─── DATA RECORDS ───

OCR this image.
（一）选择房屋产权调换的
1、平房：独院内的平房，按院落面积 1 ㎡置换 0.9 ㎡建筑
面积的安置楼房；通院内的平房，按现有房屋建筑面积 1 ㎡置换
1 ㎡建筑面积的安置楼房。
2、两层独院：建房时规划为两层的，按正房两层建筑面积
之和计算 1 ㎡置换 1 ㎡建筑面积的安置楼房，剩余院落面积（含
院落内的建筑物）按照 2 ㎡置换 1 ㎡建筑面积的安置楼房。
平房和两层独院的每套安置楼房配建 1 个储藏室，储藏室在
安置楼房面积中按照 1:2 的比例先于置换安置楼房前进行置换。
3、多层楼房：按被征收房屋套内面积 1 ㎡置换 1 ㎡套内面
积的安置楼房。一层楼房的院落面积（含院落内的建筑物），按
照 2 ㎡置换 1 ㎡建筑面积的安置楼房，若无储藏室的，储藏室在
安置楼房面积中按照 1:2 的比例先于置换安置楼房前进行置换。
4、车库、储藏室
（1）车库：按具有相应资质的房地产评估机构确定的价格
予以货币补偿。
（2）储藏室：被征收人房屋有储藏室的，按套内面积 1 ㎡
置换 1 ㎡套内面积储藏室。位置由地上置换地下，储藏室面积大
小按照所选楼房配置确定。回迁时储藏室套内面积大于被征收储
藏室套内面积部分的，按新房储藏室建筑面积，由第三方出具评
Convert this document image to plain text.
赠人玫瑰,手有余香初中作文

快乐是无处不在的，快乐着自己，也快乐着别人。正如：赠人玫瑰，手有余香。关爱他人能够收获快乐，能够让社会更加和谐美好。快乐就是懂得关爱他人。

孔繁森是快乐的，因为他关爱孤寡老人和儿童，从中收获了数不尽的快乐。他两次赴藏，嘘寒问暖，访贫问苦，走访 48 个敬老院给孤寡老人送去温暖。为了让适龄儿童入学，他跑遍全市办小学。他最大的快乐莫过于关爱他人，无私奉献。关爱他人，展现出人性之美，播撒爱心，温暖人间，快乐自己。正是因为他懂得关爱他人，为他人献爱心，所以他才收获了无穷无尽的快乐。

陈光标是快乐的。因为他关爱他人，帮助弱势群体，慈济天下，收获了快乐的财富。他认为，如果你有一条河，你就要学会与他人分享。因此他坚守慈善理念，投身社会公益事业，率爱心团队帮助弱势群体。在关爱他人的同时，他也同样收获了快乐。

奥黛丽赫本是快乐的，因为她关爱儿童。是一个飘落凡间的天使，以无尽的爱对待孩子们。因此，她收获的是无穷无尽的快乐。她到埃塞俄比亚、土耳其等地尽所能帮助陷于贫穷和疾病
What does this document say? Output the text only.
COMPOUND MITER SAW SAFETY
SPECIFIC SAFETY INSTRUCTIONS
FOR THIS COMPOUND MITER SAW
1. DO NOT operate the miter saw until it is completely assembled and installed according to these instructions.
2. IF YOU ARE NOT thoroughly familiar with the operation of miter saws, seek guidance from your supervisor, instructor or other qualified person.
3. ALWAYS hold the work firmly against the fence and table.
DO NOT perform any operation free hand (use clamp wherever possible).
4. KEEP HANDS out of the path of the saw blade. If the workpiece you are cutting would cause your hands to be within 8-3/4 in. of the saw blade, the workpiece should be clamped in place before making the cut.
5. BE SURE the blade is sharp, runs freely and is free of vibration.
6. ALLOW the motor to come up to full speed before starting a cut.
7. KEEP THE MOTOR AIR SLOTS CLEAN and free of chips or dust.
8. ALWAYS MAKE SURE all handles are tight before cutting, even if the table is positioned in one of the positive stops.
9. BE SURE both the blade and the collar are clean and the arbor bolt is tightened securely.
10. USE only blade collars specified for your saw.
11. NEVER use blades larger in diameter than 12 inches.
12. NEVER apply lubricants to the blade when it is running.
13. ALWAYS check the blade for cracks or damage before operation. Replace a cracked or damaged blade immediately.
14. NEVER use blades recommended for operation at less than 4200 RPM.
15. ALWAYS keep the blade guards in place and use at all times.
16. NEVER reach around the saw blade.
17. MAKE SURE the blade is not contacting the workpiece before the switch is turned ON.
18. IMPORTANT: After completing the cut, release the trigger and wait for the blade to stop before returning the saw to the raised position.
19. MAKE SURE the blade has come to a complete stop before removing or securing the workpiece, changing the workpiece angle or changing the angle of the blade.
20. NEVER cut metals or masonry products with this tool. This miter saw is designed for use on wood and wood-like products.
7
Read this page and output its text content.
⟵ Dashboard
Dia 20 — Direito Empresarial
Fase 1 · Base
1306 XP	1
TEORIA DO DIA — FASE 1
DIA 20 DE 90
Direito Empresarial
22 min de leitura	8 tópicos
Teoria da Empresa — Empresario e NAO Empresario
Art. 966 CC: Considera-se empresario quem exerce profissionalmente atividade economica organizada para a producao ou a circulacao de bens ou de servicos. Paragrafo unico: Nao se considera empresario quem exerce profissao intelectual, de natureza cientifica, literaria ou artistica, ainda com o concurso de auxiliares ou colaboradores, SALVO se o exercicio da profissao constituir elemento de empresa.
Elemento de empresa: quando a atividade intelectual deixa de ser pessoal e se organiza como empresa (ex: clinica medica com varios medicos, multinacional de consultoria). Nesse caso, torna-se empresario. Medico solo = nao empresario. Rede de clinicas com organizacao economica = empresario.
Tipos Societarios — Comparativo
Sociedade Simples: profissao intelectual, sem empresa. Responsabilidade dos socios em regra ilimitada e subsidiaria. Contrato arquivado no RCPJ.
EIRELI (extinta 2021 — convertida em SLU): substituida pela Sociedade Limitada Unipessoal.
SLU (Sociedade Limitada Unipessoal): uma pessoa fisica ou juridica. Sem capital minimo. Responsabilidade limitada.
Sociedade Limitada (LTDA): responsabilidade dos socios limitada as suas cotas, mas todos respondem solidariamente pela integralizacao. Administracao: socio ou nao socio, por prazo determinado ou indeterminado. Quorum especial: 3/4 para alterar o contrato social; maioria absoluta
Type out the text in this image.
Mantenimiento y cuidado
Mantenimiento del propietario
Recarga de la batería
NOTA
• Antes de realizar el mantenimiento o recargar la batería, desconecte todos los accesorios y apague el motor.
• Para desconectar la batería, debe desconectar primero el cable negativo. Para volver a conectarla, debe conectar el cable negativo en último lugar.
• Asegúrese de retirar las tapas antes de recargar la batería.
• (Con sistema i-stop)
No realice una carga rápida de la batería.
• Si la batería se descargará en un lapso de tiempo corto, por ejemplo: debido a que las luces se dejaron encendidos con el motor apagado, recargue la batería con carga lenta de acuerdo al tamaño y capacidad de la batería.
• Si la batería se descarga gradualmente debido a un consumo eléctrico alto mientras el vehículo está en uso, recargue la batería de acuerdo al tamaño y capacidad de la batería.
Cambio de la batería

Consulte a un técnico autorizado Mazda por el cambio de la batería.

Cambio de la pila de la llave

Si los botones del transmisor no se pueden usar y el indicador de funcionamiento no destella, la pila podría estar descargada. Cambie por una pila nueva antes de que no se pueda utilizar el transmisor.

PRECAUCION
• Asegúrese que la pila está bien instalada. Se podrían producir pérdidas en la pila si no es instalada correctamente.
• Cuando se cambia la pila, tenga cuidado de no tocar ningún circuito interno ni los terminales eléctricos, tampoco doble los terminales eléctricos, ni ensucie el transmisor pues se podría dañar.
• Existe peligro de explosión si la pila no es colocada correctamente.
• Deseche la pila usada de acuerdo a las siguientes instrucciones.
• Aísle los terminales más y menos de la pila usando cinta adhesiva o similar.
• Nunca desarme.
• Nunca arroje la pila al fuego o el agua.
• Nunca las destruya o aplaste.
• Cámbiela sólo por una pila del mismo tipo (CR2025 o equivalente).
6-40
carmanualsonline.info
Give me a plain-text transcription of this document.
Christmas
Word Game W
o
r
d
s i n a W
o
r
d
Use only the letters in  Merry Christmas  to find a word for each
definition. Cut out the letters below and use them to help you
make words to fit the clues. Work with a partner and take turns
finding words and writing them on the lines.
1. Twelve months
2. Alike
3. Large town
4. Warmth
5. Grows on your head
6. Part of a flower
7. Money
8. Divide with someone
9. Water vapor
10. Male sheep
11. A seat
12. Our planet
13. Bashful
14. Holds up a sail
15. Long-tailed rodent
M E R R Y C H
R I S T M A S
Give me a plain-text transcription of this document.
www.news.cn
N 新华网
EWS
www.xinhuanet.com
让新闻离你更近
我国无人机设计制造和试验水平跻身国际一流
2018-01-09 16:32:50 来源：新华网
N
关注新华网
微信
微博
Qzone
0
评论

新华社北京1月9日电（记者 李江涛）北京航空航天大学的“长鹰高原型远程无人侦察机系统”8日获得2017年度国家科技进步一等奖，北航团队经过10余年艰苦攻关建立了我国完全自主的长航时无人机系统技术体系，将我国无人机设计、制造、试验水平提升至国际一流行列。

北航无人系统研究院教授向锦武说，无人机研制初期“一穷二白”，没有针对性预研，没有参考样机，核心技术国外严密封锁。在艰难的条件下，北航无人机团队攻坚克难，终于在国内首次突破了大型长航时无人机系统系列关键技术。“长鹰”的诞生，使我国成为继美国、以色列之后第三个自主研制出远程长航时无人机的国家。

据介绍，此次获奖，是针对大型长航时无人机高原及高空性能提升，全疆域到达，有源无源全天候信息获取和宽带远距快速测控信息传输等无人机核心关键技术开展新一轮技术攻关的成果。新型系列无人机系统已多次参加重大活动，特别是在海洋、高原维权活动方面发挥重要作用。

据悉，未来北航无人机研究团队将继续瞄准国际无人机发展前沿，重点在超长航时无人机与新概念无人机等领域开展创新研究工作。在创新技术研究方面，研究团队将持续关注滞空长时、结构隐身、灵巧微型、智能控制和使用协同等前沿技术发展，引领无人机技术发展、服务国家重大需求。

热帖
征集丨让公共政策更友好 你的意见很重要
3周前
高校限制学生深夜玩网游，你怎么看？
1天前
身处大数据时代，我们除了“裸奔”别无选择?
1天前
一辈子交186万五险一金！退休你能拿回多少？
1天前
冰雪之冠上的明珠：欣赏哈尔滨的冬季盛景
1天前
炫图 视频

───

#### OBJECTIVE
Extract all lines containing the word "only".

#### FINAL RESULT
What does this document say? Output the text only.
10. USE only blade collars specified for your saw.
Use only the letters in  Merry Christmas  to find a word for each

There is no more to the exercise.